_PROBLEM DESCRIPTION_
Below you will find a set of lines. Repeat them all exactly.

_EXTRACTED ENTRIES_
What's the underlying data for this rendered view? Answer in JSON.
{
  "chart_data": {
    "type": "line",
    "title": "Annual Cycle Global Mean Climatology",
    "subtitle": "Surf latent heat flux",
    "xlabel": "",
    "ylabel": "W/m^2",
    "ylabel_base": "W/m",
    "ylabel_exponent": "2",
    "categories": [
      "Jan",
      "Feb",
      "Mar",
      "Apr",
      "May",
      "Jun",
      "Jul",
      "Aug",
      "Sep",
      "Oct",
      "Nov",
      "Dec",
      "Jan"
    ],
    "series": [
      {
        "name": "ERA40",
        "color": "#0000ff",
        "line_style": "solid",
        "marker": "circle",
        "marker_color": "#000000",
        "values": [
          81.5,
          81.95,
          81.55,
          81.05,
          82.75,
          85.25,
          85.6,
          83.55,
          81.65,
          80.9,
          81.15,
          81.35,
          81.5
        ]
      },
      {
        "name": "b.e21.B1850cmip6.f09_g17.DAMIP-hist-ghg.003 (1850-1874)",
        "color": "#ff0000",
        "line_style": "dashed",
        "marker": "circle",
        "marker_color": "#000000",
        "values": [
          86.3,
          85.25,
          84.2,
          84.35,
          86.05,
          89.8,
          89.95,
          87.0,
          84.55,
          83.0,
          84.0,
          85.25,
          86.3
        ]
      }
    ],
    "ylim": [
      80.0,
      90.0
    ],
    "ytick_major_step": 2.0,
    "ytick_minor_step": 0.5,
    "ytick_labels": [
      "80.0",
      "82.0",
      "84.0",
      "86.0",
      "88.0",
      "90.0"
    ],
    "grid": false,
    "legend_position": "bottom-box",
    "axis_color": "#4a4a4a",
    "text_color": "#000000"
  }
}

_COMPLETED EXERCISE_
What's the underlying data for this rendered view? Answer in JSON.
{
  "chart_data": {
    "type": "line",
    "title": "Annual Cycle Global Mean Climatology",
    "subtitle": "Surf latent heat flux",
    "xlabel": "",
    "ylabel": "W/m^2",
    "ylabel_base": "W/m",
    "ylabel_exponent": "2",
    "categories": [
      "Jan",
      "Feb",
      "Mar",
      "Apr",
      "May",
      "Jun",
      "Jul",
      "Aug",
      "Sep",
      "Oct",
      "Nov",
      "Dec",
      "Jan"
    ],
    "series": [
      {
        "name": "ERA40",
        "color": "#0000ff",
        "line_style": "solid",
        "marker": "circle",
        "marker_color": "#000000",
        "values": [
          81.5,
          81.95,
          81.55,
          81.05,
          82.75,
          85.25,
          85.6,
          83.55,
          81.65,
          80.9,
          81.15,
          81.35,
          81.5
        ]
      },
      {
        "name": "b.e21.B1850cmip6.f09_g17.DAMIP-hist-ghg.003 (1850-1874)",
        "color": "#ff0000",
        "line_style": "dashed",
        "marker": "circle",
        "marker_color": "#000000",
        "values": [
          86.3,
          85.25,
          84.2,
          84.35,
          86.05,
          89.8,
          89.95,
          87.0,
          84.55,
          83.0,
          84.0,
          85.25,
          86.3
        ]
      }
    ],
    "ylim": [
      80.0,
      90.0
    ],
    "ytick_major_step": 2.0,
    "ytick_minor_step": 0.5,
    "ytick_labels": [
      "80.0",
      "82.0",
      "84.0",
      "86.0",
      "88.0",
      "90.0"
    ],
    "grid": false,
    "legend_position": "bottom-box",
    "axis_color": "#4a4a4a",
    "text_color": "#000000"
  }
}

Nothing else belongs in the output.